**Directions**
Only lines with the string "receiver" matter here; gather them from the material below.

**Data shown**
★ ★ ★ ★ ★ ★ ★

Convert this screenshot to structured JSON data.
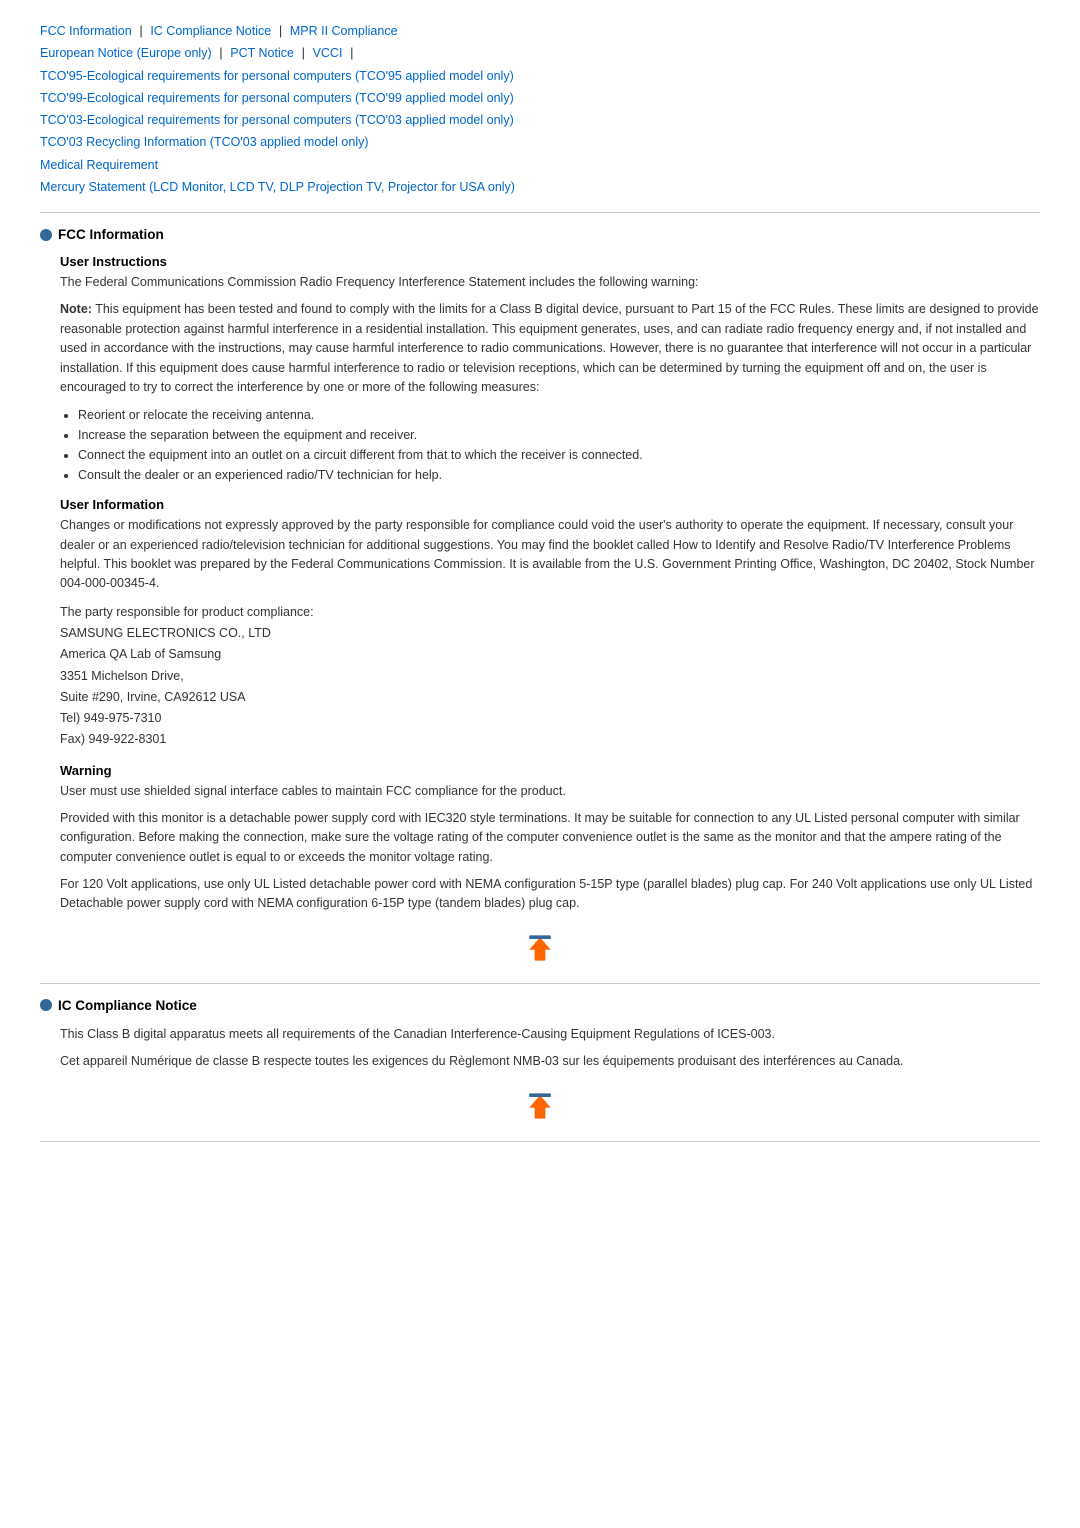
{
  "nav": {
    "links": [
      {
        "label": "FCC Information",
        "id": "fcc"
      },
      {
        "label": "IC Compliance Notice",
        "id": "ic"
      },
      {
        "label": "MPR II Compliance",
        "id": "mpr"
      },
      {
        "label": "European Notice (Europe only)",
        "id": "european"
      },
      {
        "label": "PCT Notice",
        "id": "pct"
      },
      {
        "label": "VCCI",
        "id": "vcci"
      },
      {
        "label": "TCO'95-Ecological requirements for personal computers (TCO'95 applied model only)",
        "id": "tco95"
      },
      {
        "label": "TCO'99-Ecological requirements for personal computers (TCO'99 applied model only)",
        "id": "tco99"
      },
      {
        "label": "TCO'03-Ecological requirements for personal computers (TCO'03 applied model only)",
        "id": "tco03"
      },
      {
        "label": "TCO'03 Recycling Information (TCO'03 applied model only)",
        "id": "tco03r"
      },
      {
        "label": "Medical Requirement",
        "id": "medical"
      },
      {
        "label": "Mercury Statement (LCD Monitor, LCD TV, DLP Projection TV, Projector for USA only)",
        "id": "mercury"
      }
    ]
  },
  "sections": {
    "fcc": {
      "title": "FCC Information",
      "user_instructions": {
        "subtitle": "User Instructions",
        "para1": "The Federal Communications Commission Radio Frequency Interference Statement includes the following warning:",
        "note_prefix": "Note:",
        "note_body": " This equipment has been tested and found to comply with the limits for a Class B digital device, pursuant to Part 15 of the FCC Rules. These limits are designed to provide reasonable protection against harmful interference in a residential installation. This equipment generates, uses, and can radiate radio frequency energy and, if not installed and used in accordance with the instructions, may cause harmful interference to radio communications. However, there is no guarantee that interference will not occur in a particular installation. If this equipment does cause harmful interference to radio or television receptions, which can be determined by turning the equipment off and on, the user is encouraged to try to correct the interference by one or more of the following measures:",
        "bullets": [
          "Reorient or relocate the receiving antenna.",
          "Increase the separation between the equipment and receiver.",
          "Connect the equipment into an outlet on a circuit different from that to which the receiver is connected.",
          "Consult the dealer or an experienced radio/TV technician for help."
        ]
      },
      "user_information": {
        "subtitle": "User Information",
        "para1": "Changes or modifications not expressly approved by the party responsible for compliance could void the user's authority to operate the equipment. If necessary, consult your dealer or an experienced radio/television technician for additional suggestions. You may find the booklet called How to Identify and Resolve Radio/TV Interference Problems helpful. This booklet was prepared by the Federal Communications Commission. It is available from the U.S. Government Printing Office, Washington, DC 20402, Stock Number 004-000-00345-4.",
        "party_label": "The party responsible for product compliance:",
        "company_lines": [
          "SAMSUNG ELECTRONICS CO., LTD",
          "America QA Lab of Samsung",
          "3351 Michelson Drive,",
          "Suite #290, Irvine, CA92612 USA",
          "Tel) 949-975-7310",
          "Fax) 949-922-8301"
        ]
      },
      "warning": {
        "subtitle": "Warning",
        "para1": "User must use shielded signal interface cables to maintain FCC compliance for the product.",
        "para2": "Provided with this monitor is a detachable power supply cord with IEC320 style terminations. It may be suitable for connection to any UL Listed personal computer with similar configuration. Before making the connection, make sure the voltage rating of the computer convenience outlet is the same as the monitor and that the ampere rating of the computer convenience outlet is equal to or exceeds the monitor voltage rating.",
        "para3": "For 120 Volt applications, use only UL Listed detachable power cord with NEMA configuration 5-15P type (parallel blades) plug cap. For 240 Volt applications use only UL Listed Detachable power supply cord with NEMA configuration 6-15P type (tandem blades) plug cap."
      }
    },
    "ic": {
      "title": "IC Compliance Notice",
      "para1": "This Class B digital apparatus meets all requirements of the Canadian Interference-Causing Equipment Regulations of ICES-003.",
      "para2": "Cet appareil Numérique de classe B respecte toutes les exigences du Règlemont NMB-03 sur les équipements produisant des interférences au Canada."
    }
  },
  "top_button_label": "Top"
}
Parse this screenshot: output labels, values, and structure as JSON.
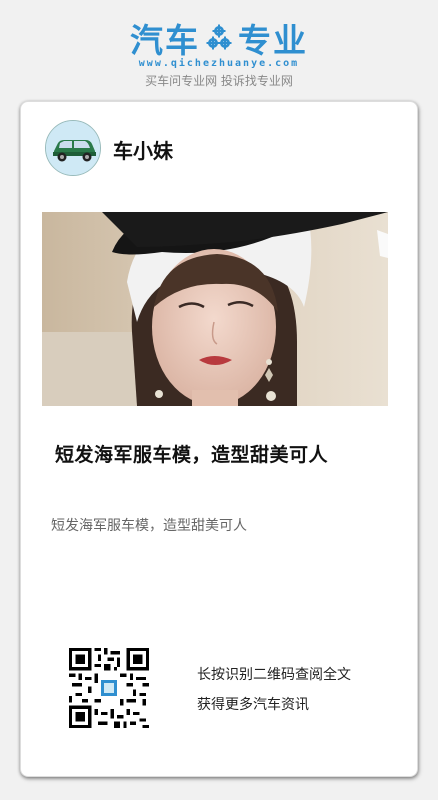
{
  "header": {
    "brand_left": "汽车",
    "brand_right": "专业",
    "url": "www.qichezhuanye.com",
    "slogan": "买车问专业网 投诉找专业网",
    "brand_color": "#2f8fd0"
  },
  "card": {
    "author": "车小妹",
    "title": "短发海军服车模，造型甜美可人",
    "summary": "短发海军服车模，造型甜美可人",
    "qr_line1": "长按识别二维码查阅全文",
    "qr_line2": "获得更多汽车资讯"
  },
  "icons": {
    "logo_gear": "gear-icon",
    "avatar": "car-icon",
    "qr": "qr-code-icon"
  }
}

★ ★ ★ ★ ★ ★ ★

**Exercise answer**
          "Increase the separation between the equipment and receiver.",
          "Connect the equipment into an outlet on a circuit different from that to which the receiver is connected.",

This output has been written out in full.